Written instruction » Please recast every line of the records below as a numbered list, leaving out any blank lines.

Annotated region listings »
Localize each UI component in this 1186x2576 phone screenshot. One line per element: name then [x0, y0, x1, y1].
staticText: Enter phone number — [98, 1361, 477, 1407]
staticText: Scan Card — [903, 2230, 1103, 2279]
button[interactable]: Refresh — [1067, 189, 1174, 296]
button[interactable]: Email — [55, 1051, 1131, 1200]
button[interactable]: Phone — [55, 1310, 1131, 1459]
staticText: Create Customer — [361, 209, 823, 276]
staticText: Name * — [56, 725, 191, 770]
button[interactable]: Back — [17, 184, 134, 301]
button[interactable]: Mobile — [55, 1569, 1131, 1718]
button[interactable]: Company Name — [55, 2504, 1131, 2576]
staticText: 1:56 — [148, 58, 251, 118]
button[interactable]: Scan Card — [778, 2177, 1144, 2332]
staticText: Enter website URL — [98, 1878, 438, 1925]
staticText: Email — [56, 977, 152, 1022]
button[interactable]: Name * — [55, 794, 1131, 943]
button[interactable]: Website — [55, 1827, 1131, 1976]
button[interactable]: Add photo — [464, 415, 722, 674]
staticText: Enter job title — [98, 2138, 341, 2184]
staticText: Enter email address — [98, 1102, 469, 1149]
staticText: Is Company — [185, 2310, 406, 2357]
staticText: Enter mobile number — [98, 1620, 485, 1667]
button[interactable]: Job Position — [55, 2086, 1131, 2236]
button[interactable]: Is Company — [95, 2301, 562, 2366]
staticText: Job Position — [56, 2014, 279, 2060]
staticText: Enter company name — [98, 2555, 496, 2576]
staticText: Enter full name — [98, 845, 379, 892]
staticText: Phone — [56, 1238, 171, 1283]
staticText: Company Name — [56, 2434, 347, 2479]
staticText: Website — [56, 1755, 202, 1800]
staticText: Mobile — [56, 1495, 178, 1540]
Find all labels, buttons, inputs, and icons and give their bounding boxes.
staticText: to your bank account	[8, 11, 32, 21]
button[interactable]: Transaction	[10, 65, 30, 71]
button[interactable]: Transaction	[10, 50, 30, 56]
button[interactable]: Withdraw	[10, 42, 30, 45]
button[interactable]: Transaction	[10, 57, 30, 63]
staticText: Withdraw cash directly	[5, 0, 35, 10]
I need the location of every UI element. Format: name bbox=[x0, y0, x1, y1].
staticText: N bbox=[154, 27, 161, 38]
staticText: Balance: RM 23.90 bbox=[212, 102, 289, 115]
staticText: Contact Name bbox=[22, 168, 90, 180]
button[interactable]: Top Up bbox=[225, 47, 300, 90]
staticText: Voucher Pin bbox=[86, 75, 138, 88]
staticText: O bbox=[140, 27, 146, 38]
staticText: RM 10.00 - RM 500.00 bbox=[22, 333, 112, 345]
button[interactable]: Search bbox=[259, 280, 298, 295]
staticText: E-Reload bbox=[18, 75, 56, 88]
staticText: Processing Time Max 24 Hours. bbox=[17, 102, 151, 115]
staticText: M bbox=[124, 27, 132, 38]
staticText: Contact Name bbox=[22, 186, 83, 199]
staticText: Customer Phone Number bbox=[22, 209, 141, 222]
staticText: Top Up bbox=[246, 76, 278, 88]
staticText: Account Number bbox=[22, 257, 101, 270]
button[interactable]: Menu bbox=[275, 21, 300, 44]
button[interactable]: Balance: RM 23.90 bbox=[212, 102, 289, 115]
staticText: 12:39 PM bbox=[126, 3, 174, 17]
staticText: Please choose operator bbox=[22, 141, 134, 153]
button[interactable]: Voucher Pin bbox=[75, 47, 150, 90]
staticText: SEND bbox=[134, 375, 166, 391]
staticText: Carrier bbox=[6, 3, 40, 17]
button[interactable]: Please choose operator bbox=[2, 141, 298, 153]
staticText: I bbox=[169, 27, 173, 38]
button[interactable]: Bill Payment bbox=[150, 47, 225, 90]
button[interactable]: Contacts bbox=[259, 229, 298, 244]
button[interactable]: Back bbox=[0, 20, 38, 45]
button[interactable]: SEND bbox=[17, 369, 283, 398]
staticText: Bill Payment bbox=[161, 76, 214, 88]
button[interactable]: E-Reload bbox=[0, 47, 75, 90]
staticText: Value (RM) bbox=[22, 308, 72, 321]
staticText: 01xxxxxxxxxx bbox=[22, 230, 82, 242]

Exercise result »
1. Localize each UI component in this 1186x2576 phone screenshot. One line per element: name then [x0, y0, x1, y1].
2. staticText: Enter phone number — [98, 1361, 477, 1407]
3. staticText: Scan Card — [903, 2230, 1103, 2279]
4. button[interactable]: Refresh — [1067, 189, 1174, 296]
5. button[interactable]: Email — [55, 1051, 1131, 1200]
6. button[interactable]: Phone — [55, 1310, 1131, 1459]
7. staticText: Create Customer — [361, 209, 823, 276]
8. staticText: Name * — [56, 725, 191, 770]
9. button[interactable]: Back — [17, 184, 134, 301]
10. button[interactable]: Mobile — [55, 1569, 1131, 1718]
11. button[interactable]: Company Name — [55, 2504, 1131, 2576]
12. staticText: 1:56 — [148, 58, 251, 118]
13. button[interactable]: Scan Card — [778, 2177, 1144, 2332]
14. staticText: Enter website URL — [98, 1878, 438, 1925]
15. staticText: Email — [56, 977, 152, 1022]
16. button[interactable]: Name * — [55, 794, 1131, 943]
17. button[interactable]: Website — [55, 1827, 1131, 1976]
18. button[interactable]: Add photo — [464, 415, 722, 674]
19. staticText: Enter job title — [98, 2138, 341, 2184]
20. staticText: Enter email address — [98, 1102, 469, 1149]
21. staticText: Is Company — [185, 2310, 406, 2357]
22. staticText: Enter mobile number — [98, 1620, 485, 1667]
23. button[interactable]: Job Position — [55, 2086, 1131, 2236]
24. button[interactable]: Is Company — [95, 2301, 562, 2366]
25. staticText: Job Position — [56, 2014, 279, 2060]
26. staticText: Enter company name — [98, 2555, 496, 2576]
27. staticText: Enter full name — [98, 845, 379, 892]
28. staticText: Phone — [56, 1238, 171, 1283]
29. staticText: Company Name — [56, 2434, 347, 2479]
30. staticText: Website — [56, 1755, 202, 1800]
31. staticText: Mobile — [56, 1495, 178, 1540]
32. Find all labels, buttons, inputs, and icons and give their bounding boxes.
33. staticText: to your bank account	[8, 11, 32, 21]
34. button[interactable]: Transaction	[10, 65, 30, 71]
35. button[interactable]: Transaction	[10, 50, 30, 56]
36. button[interactable]: Withdraw	[10, 42, 30, 45]
37. button[interactable]: Transaction	[10, 57, 30, 63]
38. staticText: Withdraw cash directly	[5, 0, 35, 10]
39. I need the location of every UI element. Format: name bbox=[x0, y0, x1, y1].
40. staticText: N bbox=[154, 27, 161, 38]
41. staticText: Balance: RM 23.90 bbox=[212, 102, 289, 115]
42. staticText: Contact Name bbox=[22, 168, 90, 180]
43. button[interactable]: Top Up bbox=[225, 47, 300, 90]
44. staticText: Voucher Pin bbox=[86, 75, 138, 88]
45. staticText: O bbox=[140, 27, 146, 38]
46. staticText: RM 10.00 - RM 500.00 bbox=[22, 333, 112, 345]
47. button[interactable]: Search bbox=[259, 280, 298, 295]
48. staticText: E-Reload bbox=[18, 75, 56, 88]
49. staticText: Processing Time Max 24 Hours. bbox=[17, 102, 151, 115]
50. staticText: M bbox=[124, 27, 132, 38]
51. staticText: Contact Name bbox=[22, 186, 83, 199]
52. staticText: Customer Phone Number bbox=[22, 209, 141, 222]
53. staticText: Top Up bbox=[246, 76, 278, 88]
54. staticText: Account Number bbox=[22, 257, 101, 270]
55. button[interactable]: Menu bbox=[275, 21, 300, 44]
56. button[interactable]: Balance: RM 23.90 bbox=[212, 102, 289, 115]
57. staticText: 12:39 PM bbox=[126, 3, 174, 17]
58. staticText: Please choose operator bbox=[22, 141, 134, 153]
59. button[interactable]: Voucher Pin bbox=[75, 47, 150, 90]
60. staticText: SEND bbox=[134, 375, 166, 391]
61. staticText: Carrier bbox=[6, 3, 40, 17]
62. button[interactable]: Please choose operator bbox=[2, 141, 298, 153]
63. staticText: I bbox=[169, 27, 173, 38]
64. button[interactable]: Bill Payment bbox=[150, 47, 225, 90]
65. button[interactable]: Contacts bbox=[259, 229, 298, 244]
66. button[interactable]: Back bbox=[0, 20, 38, 45]
67. button[interactable]: SEND bbox=[17, 369, 283, 398]
68. staticText: Bill Payment bbox=[161, 76, 214, 88]
69. button[interactable]: E-Reload bbox=[0, 47, 75, 90]
70. staticText: Value (RM) bbox=[22, 308, 72, 321]
71. staticText: 01xxxxxxxxxx bbox=[22, 230, 82, 242]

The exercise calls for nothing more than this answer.